• **Material provided**:
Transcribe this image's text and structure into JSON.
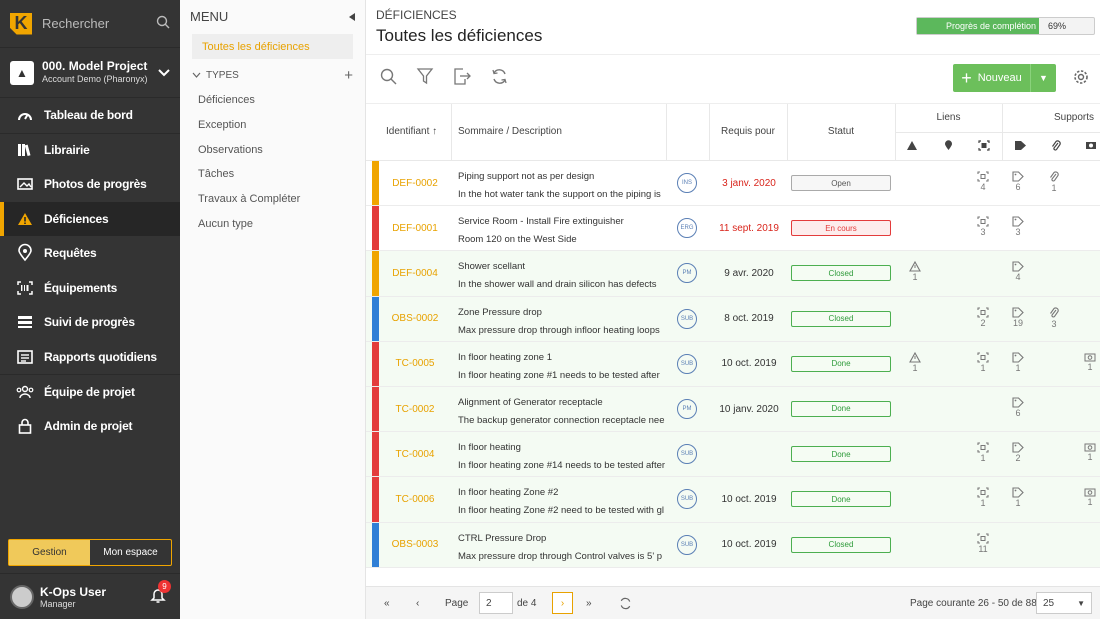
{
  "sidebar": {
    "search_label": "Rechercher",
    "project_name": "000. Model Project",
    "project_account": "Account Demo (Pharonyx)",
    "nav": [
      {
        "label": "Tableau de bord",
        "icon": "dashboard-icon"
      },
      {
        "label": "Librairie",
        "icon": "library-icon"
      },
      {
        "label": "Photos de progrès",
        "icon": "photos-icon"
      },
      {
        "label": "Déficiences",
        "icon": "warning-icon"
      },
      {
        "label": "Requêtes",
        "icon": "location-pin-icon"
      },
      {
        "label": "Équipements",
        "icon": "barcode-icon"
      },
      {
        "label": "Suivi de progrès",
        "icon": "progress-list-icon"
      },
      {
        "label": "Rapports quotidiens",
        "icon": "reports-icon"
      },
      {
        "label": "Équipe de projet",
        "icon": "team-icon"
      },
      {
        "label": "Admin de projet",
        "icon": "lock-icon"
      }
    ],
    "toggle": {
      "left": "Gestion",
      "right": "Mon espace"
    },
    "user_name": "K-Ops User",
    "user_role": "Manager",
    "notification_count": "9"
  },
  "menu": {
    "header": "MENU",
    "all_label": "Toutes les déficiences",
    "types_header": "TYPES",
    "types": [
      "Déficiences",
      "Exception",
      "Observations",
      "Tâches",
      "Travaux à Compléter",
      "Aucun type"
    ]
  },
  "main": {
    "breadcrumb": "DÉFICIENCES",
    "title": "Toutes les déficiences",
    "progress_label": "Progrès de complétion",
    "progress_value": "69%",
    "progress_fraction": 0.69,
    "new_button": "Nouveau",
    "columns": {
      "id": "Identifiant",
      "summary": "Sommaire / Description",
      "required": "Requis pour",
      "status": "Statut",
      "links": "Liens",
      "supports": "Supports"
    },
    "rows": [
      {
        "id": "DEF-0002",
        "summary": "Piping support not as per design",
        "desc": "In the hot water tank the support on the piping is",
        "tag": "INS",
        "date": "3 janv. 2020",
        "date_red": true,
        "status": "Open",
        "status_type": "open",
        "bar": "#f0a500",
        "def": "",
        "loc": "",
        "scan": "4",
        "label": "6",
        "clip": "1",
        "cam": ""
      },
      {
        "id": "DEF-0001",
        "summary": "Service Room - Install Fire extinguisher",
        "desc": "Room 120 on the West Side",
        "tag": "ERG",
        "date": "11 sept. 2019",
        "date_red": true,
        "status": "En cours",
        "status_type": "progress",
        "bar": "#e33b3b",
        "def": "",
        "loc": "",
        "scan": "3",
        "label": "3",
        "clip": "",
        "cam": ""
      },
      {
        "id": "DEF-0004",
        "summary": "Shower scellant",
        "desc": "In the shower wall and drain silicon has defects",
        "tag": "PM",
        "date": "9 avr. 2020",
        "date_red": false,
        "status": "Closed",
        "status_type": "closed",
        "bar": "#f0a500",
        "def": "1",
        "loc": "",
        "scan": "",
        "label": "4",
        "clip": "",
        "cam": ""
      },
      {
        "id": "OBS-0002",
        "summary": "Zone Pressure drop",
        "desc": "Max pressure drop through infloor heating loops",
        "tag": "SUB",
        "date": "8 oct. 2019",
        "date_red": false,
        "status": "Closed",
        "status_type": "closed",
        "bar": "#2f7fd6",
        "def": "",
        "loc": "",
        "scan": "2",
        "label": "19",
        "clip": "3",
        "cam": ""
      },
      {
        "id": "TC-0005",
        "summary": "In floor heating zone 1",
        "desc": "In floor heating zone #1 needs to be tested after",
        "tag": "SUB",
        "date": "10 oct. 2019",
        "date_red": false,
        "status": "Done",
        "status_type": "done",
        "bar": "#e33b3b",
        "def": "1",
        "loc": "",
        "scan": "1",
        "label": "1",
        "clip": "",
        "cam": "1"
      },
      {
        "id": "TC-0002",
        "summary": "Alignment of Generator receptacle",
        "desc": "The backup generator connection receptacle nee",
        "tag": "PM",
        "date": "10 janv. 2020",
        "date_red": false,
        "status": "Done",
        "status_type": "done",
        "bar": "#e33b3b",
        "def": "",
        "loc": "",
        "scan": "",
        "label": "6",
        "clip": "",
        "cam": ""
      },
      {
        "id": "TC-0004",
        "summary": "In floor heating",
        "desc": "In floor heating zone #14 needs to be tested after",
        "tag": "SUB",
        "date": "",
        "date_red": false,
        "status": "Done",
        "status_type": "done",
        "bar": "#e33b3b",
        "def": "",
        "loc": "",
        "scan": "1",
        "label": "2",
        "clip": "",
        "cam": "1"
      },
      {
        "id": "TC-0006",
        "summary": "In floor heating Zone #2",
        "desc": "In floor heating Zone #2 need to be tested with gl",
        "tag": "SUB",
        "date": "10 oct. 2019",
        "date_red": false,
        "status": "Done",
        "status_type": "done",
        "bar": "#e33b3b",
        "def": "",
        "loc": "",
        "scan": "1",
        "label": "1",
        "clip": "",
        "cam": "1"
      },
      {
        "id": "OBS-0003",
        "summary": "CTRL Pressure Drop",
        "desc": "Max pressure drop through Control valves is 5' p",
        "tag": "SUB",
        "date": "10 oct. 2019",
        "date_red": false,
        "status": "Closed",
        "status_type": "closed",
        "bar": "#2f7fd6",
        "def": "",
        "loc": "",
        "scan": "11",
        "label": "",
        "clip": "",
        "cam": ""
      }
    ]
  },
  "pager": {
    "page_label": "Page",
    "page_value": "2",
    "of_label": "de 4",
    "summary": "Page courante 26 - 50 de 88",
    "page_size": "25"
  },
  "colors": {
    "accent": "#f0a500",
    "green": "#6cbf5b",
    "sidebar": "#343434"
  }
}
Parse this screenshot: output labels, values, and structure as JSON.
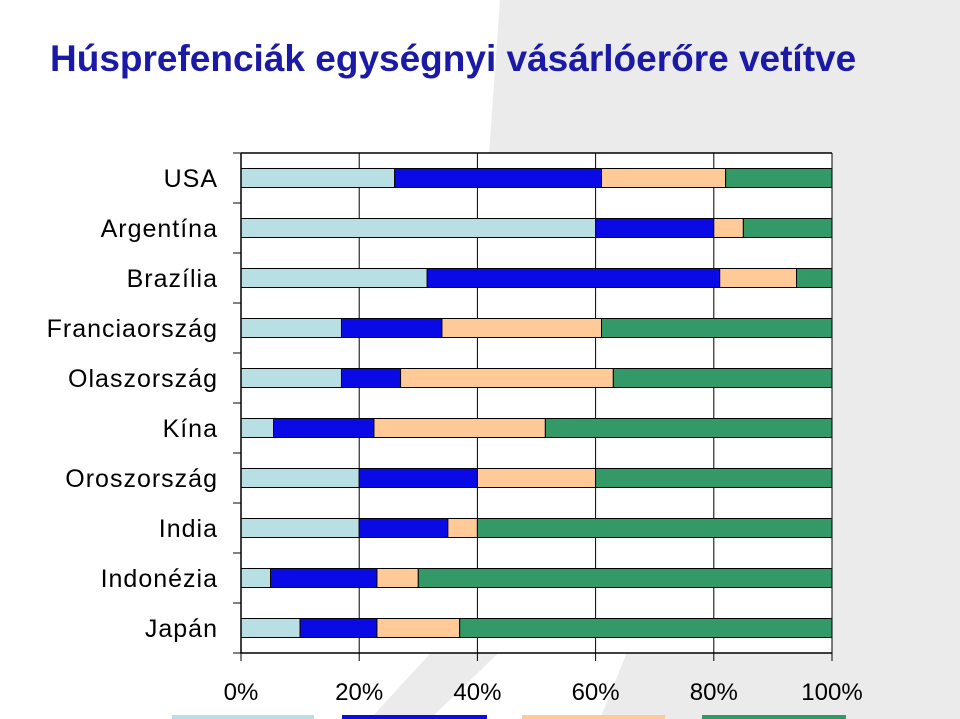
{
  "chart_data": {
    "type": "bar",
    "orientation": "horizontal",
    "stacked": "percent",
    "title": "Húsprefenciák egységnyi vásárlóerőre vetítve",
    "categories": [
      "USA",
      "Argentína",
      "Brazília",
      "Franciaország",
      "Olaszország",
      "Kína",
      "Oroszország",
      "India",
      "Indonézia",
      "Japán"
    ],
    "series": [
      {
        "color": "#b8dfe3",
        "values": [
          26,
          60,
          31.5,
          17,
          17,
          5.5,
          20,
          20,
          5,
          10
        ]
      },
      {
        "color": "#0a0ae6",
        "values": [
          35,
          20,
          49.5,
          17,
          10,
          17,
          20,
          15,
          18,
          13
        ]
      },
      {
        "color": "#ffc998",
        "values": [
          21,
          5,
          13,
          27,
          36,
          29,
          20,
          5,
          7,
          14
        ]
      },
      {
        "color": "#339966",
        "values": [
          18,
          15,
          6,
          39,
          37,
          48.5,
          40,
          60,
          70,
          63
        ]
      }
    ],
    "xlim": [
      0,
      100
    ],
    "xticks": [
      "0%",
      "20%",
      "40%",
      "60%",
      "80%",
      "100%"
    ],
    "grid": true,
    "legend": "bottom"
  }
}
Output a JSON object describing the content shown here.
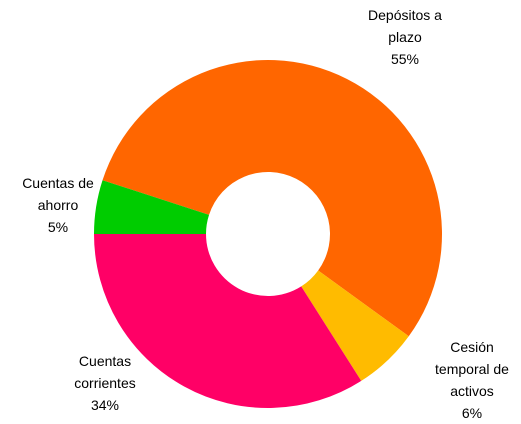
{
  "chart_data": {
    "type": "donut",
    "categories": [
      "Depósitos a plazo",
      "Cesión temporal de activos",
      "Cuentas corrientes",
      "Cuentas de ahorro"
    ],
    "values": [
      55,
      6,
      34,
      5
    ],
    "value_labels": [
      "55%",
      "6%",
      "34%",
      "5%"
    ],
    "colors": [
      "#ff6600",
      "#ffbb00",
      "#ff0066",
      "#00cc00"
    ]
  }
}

• **Task**:
Copy the final portion of the records: every line from the one containing "Output a JSON" through the last, word for word, without pictures.

• **Full response**:
Output a JSON object describing the content shown here.
{
  "chart_data": {
    "type": "donut",
    "categories": [
      "Depósitos a plazo",
      "Cesión temporal de activos",
      "Cuentas corrientes",
      "Cuentas de ahorro"
    ],
    "values": [
      55,
      6,
      34,
      5
    ],
    "value_labels": [
      "55%",
      "6%",
      "34%",
      "5%"
    ],
    "colors": [
      "#ff6600",
      "#ffbb00",
      "#ff0066",
      "#00cc00"
    ]
  }
}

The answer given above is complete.